- **EXERCISE MATERIAL**
================
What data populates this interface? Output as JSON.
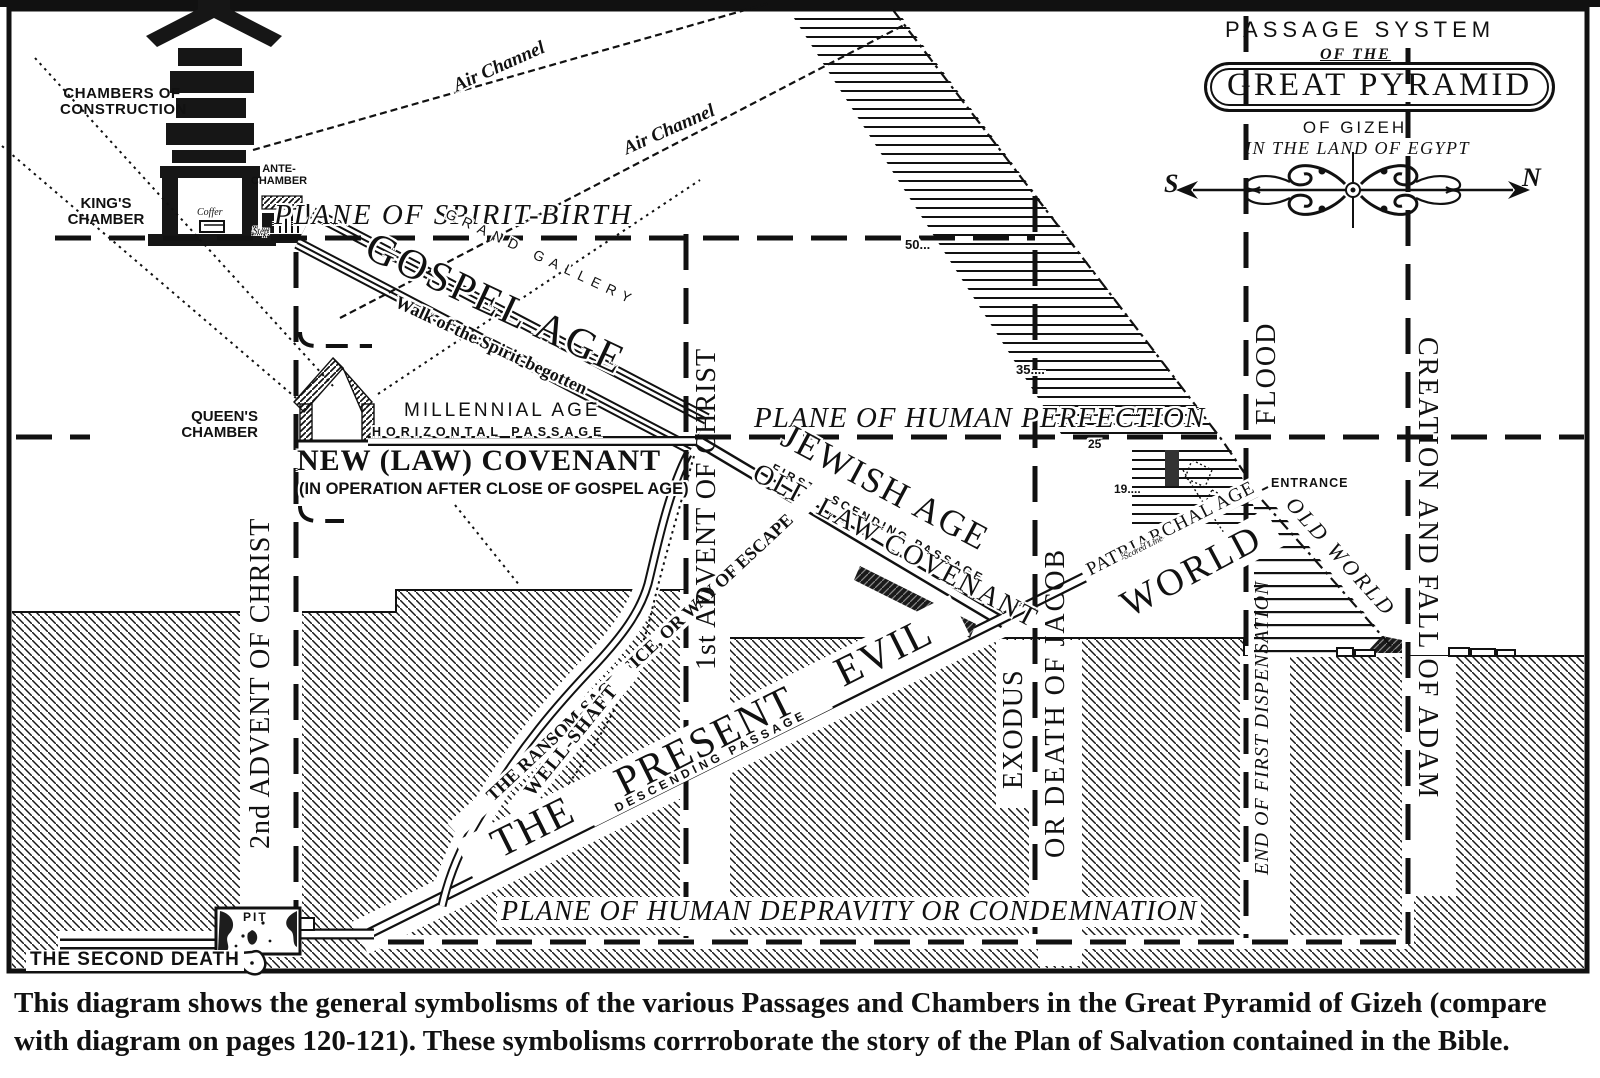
{
  "colors": {
    "ink": "#111111",
    "paper": "#ffffff"
  },
  "title_block": {
    "line1": "PASSAGE SYSTEM",
    "line2": "OF THE",
    "line3": "GREAT PYRAMID",
    "line4": "OF GIZEH",
    "line5": "IN THE LAND OF EGYPT",
    "compass_south": "S",
    "compass_north": "N"
  },
  "chambers": {
    "construction": "CHAMBERS OF\nCONSTRUCTION",
    "kings": "KING'S\nCHAMBER",
    "ante": "ANTE-\nCHAMBER",
    "queens": "QUEEN'S\nCHAMBER",
    "coffer": "Coffer",
    "step": "Step",
    "pit": "PIT",
    "entrance": "ENTRANCE"
  },
  "passages": {
    "grand_gallery": "GRAND GALLERY",
    "horizontal": "HORIZONTAL PASSAGE",
    "first_ascending": "FIRST ASCENDING PASSAGE",
    "descending": "DESCENDING PASSAGE",
    "well_shaft": "WELL-SHAFT",
    "air_channel_a": "Air Channel",
    "air_channel_b": "Air Channel",
    "scored_line": "Scored Line"
  },
  "planes": {
    "spirit_birth": "PLANE OF SPIRIT-BIRTH",
    "human_perfection": "PLANE OF HUMAN PERFECTION",
    "human_depravity": "PLANE OF HUMAN DEPRAVITY OR CONDEMNATION"
  },
  "ages": {
    "gospel": "GOSPEL AGE",
    "walk_of_spirit": "Walk of the Spirit-begotten",
    "millennial": "MILLENNIAL AGE",
    "new_covenant": "NEW (LAW) COVENANT",
    "new_covenant_note": "(IN OPERATION AFTER CLOSE OF GOSPEL AGE)",
    "jewish": "JEWISH AGE",
    "old_law_covenant": "OLD LAW COVENANT",
    "patriarchal": "PATRIARCHAL AGE",
    "present_evil": "THE PRESENT EVIL",
    "world": "WORLD",
    "old_world": "OLD WORLD",
    "ransom": "THE RANSOM-SACRIFICE, OR WAY OF ESCAPE",
    "second_death": "THE SECOND DEATH"
  },
  "timeline": {
    "advent1": "1st ADVENT OF CHRIST",
    "advent2": "2nd ADVENT OF CHRIST",
    "exodus": "EXODUS",
    "death_of_jacob": "OR DEATH OF JACOB",
    "flood": "FLOOD",
    "end_first_dispensation": "END OF FIRST DISPENSATION",
    "creation_fall": "CREATION AND FALL OF ADAM"
  },
  "course_numbers": {
    "n50": "50...",
    "n35": "35....",
    "n25": "25",
    "n19": "19...."
  },
  "caption": {
    "line1": "This diagram shows the general symbolisms of the various Passages and Chambers in the Great Pyramid of Gizeh (compare",
    "line2": "with diagram on pages 120-121).  These symbolisms corrroborate the story of the Plan of Salvation contained in the Bible."
  }
}
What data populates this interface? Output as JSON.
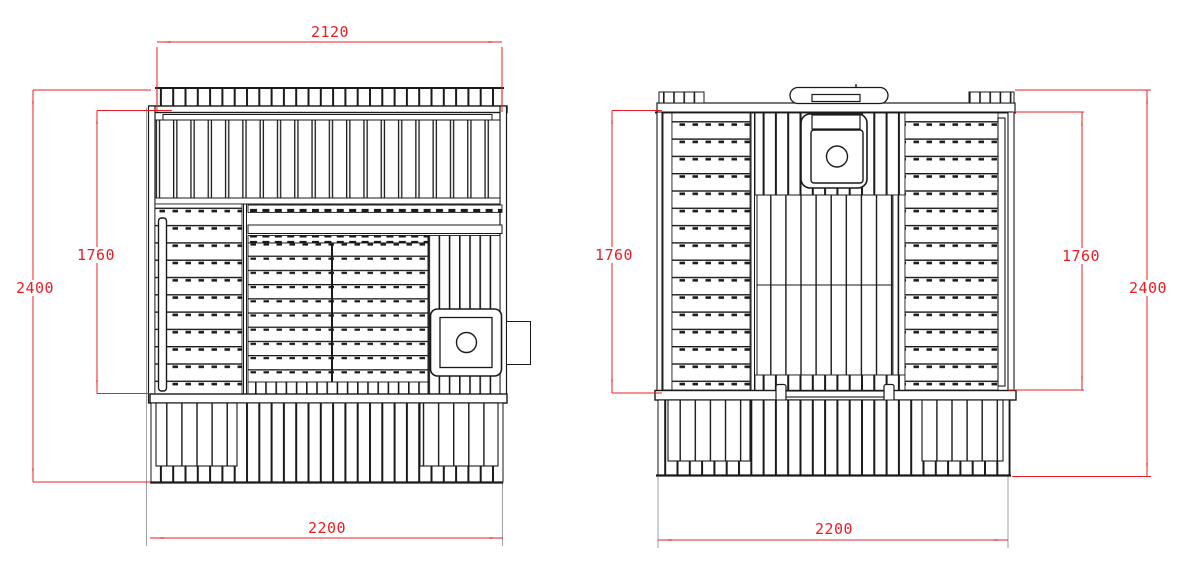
================
Each line of the data should be quoted exactly, with pictures left out.

- **WRITTEN ANSWER**
What data populates this interface? Output as JSON.
{
  "colors": {
    "ink": "#111111",
    "paper": "#ffffff"
  },
  "title_block": {
    "line1": "PASSAGE SYSTEM",
    "line2": "OF THE",
    "line3": "GREAT PYRAMID",
    "line4": "OF GIZEH",
    "line5": "IN THE LAND OF EGYPT",
    "compass_south": "S",
    "compass_north": "N"
  },
  "chambers": {
    "construction": "CHAMBERS OF\nCONSTRUCTION",
    "kings": "KING'S\nCHAMBER",
    "ante": "ANTE-\nCHAMBER",
    "queens": "QUEEN'S\nCHAMBER",
    "coffer": "Coffer",
    "step": "Step",
    "pit": "PIT",
    "entrance": "ENTRANCE"
  },
  "passages": {
    "grand_gallery": "GRAND GALLERY",
    "horizontal": "HORIZONTAL PASSAGE",
    "first_ascending": "FIRST ASCENDING PASSAGE",
    "descending": "DESCENDING PASSAGE",
    "well_shaft": "WELL-SHAFT",
    "air_channel_a": "Air Channel",
    "air_channel_b": "Air Channel",
    "scored_line": "Scored Line"
  },
  "planes": {
    "spirit_birth": "PLANE OF SPIRIT-BIRTH",
    "human_perfection": "PLANE OF HUMAN PERFECTION",
    "human_depravity": "PLANE OF HUMAN DEPRAVITY OR CONDEMNATION"
  },
  "ages": {
    "gospel": "GOSPEL AGE",
    "walk_of_spirit": "Walk of the Spirit-begotten",
    "millennial": "MILLENNIAL AGE",
    "new_covenant": "NEW (LAW) COVENANT",
    "new_covenant_note": "(IN OPERATION AFTER CLOSE OF GOSPEL AGE)",
    "jewish": "JEWISH AGE",
    "old_law_covenant": "OLD LAW COVENANT",
    "patriarchal": "PATRIARCHAL AGE",
    "present_evil": "THE PRESENT EVIL",
    "world": "WORLD",
    "old_world": "OLD WORLD",
    "ransom": "THE RANSOM-SACRIFICE, OR WAY OF ESCAPE",
    "second_death": "THE SECOND DEATH"
  },
  "timeline": {
    "advent1": "1st ADVENT OF CHRIST",
    "advent2": "2nd ADVENT OF CHRIST",
    "exodus": "EXODUS",
    "death_of_jacob": "OR DEATH OF JACOB",
    "flood": "FLOOD",
    "end_first_dispensation": "END OF FIRST DISPENSATION",
    "creation_fall": "CREATION AND FALL OF ADAM"
  },
  "course_numbers": {
    "n50": "50...",
    "n35": "35....",
    "n25": "25",
    "n19": "19...."
  },
  "caption": {
    "line1": "This diagram shows the general symbolisms of the various Passages and Chambers in the Great Pyramid of Gizeh (compare",
    "line2": "with diagram on pages 120-121).  These symbolisms corrroborate the story of the Plan of Salvation contained in the Bible."
  }
}
What data populates this interface? Output as JSON.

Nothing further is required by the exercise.